_Given task_
Every line below is to be copied exactly, with the pictures left out.
━━━━━━━━━━━━━━━━━━━━
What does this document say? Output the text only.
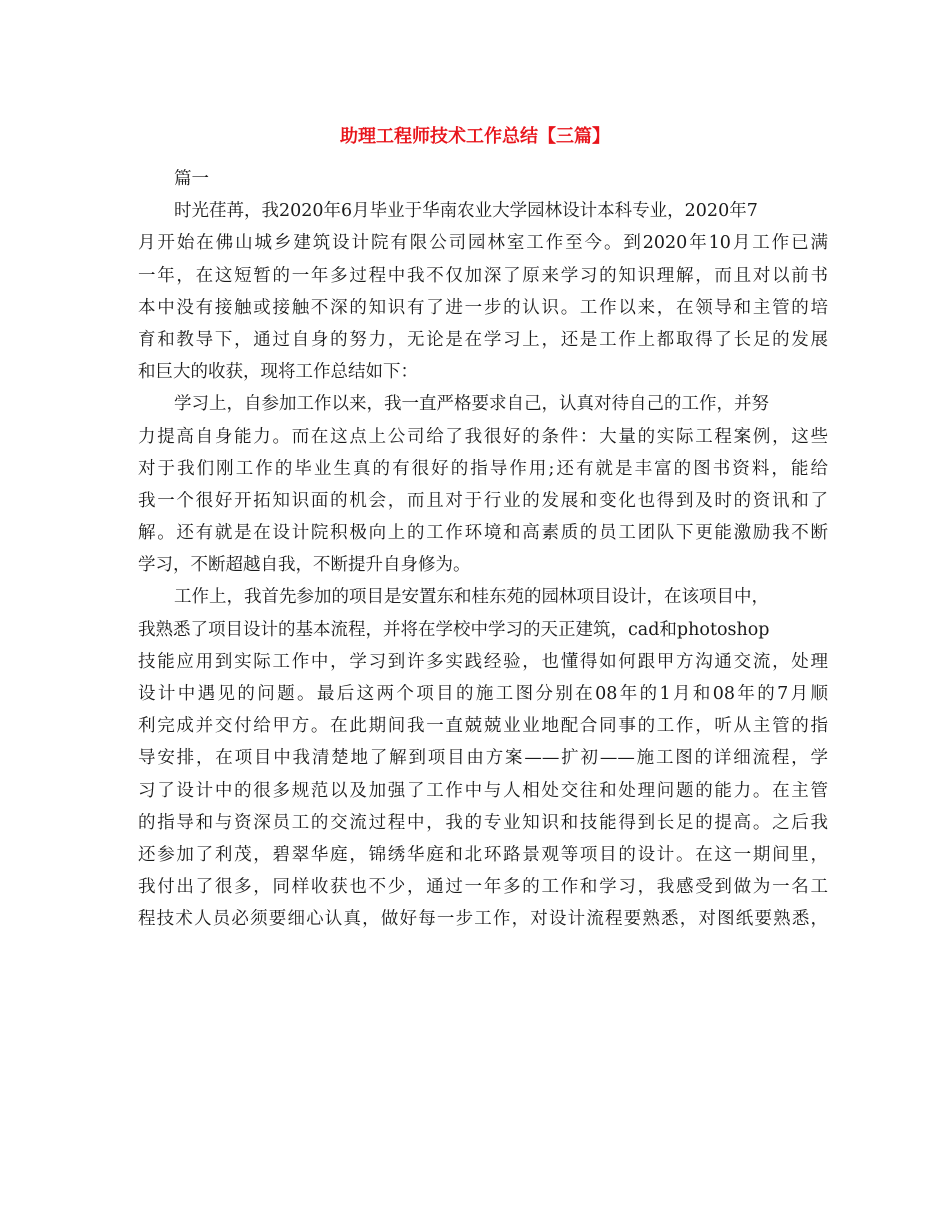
助理工程师技术工作总结【三篇】
篇一
时光荏苒，我2020年6月毕业于华南农业大学园林设计本科专业，2020年7
月开始在佛山城乡建筑设计院有限公司园林室工作至今。到2020年10月工作已满
一年，在这短暂的一年多过程中我不仅加深了原来学习的知识理解，而且对以前书
本中没有接触或接触不深的知识有了进一步的认识。工作以来，在领导和主管的培
育和教导下，通过自身的努力，无论是在学习上，还是工作上都取得了长足的发展
和巨大的收获，现将工作总结如下：
学习上，自参加工作以来，我一直严格要求自己，认真对待自己的工作，并努
力提高自身能力。而在这点上公司给了我很好的条件：大量的实际工程案例，这些
对于我们刚工作的毕业生真的有很好的指导作用;还有就是丰富的图书资料，能给
我一个很好开拓知识面的机会，而且对于行业的发展和变化也得到及时的资讯和了
解。还有就是在设计院积极向上的工作环境和高素质的员工团队下更能激励我不断
学习，不断超越自我，不断提升自身修为。
工作上，我首先参加的项目是安置东和桂东苑的园林项目设计，在该项目中，
我熟悉了项目设计的基本流程，并将在学校中学习的天正建筑，cad和photoshop
技能应用到实际工作中，学习到许多实践经验，也懂得如何跟甲方沟通交流，处理
设计中遇见的问题。最后这两个项目的施工图分别在08年的1月和08年的7月顺
利完成并交付给甲方。在此期间我一直兢兢业业地配合同事的工作，听从主管的指
导安排，在项目中我清楚地了解到项目由方案——扩初——施工图的详细流程，学
习了设计中的很多规范以及加强了工作中与人相处交往和处理问题的能力。在主管
的指导和与资深员工的交流过程中，我的专业知识和技能得到长足的提高。之后我
还参加了利茂，碧翠华庭，锦绣华庭和北环路景观等项目的设计。在这一期间里，
我付出了很多，同样收获也不少，通过一年多的工作和学习，我感受到做为一名工
程技术人员必须要细心认真，做好每一步工作，对设计流程要熟悉，对图纸要熟悉，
━━━━━━━━━━━━━━━━━━━━
_Response below_
What does this document say? Output the text only.
助理工程师技术工作总结【三篇】
篇一
时光荏苒，我2020年6月毕业于华南农业大学园林设计本科专业，2020年7
月开始在佛山城乡建筑设计院有限公司园林室工作至今。到2020年10月工作已满
一年，在这短暂的一年多过程中我不仅加深了原来学习的知识理解，而且对以前书
本中没有接触或接触不深的知识有了进一步的认识。工作以来，在领导和主管的培
育和教导下，通过自身的努力，无论是在学习上，还是工作上都取得了长足的发展
和巨大的收获，现将工作总结如下：
学习上，自参加工作以来，我一直严格要求自己，认真对待自己的工作，并努
力提高自身能力。而在这点上公司给了我很好的条件：大量的实际工程案例，这些
对于我们刚工作的毕业生真的有很好的指导作用;还有就是丰富的图书资料，能给
我一个很好开拓知识面的机会，而且对于行业的发展和变化也得到及时的资讯和了
解。还有就是在设计院积极向上的工作环境和高素质的员工团队下更能激励我不断
学习，不断超越自我，不断提升自身修为。
工作上，我首先参加的项目是安置东和桂东苑的园林项目设计，在该项目中，
我熟悉了项目设计的基本流程，并将在学校中学习的天正建筑，cad和photoshop
技能应用到实际工作中，学习到许多实践经验，也懂得如何跟甲方沟通交流，处理
设计中遇见的问题。最后这两个项目的施工图分别在08年的1月和08年的7月顺
利完成并交付给甲方。在此期间我一直兢兢业业地配合同事的工作，听从主管的指
导安排，在项目中我清楚地了解到项目由方案——扩初——施工图的详细流程，学
习了设计中的很多规范以及加强了工作中与人相处交往和处理问题的能力。在主管
的指导和与资深员工的交流过程中，我的专业知识和技能得到长足的提高。之后我
还参加了利茂，碧翠华庭，锦绣华庭和北环路景观等项目的设计。在这一期间里，
我付出了很多，同样收获也不少，通过一年多的工作和学习，我感受到做为一名工
程技术人员必须要细心认真，做好每一步工作，对设计流程要熟悉，对图纸要熟悉，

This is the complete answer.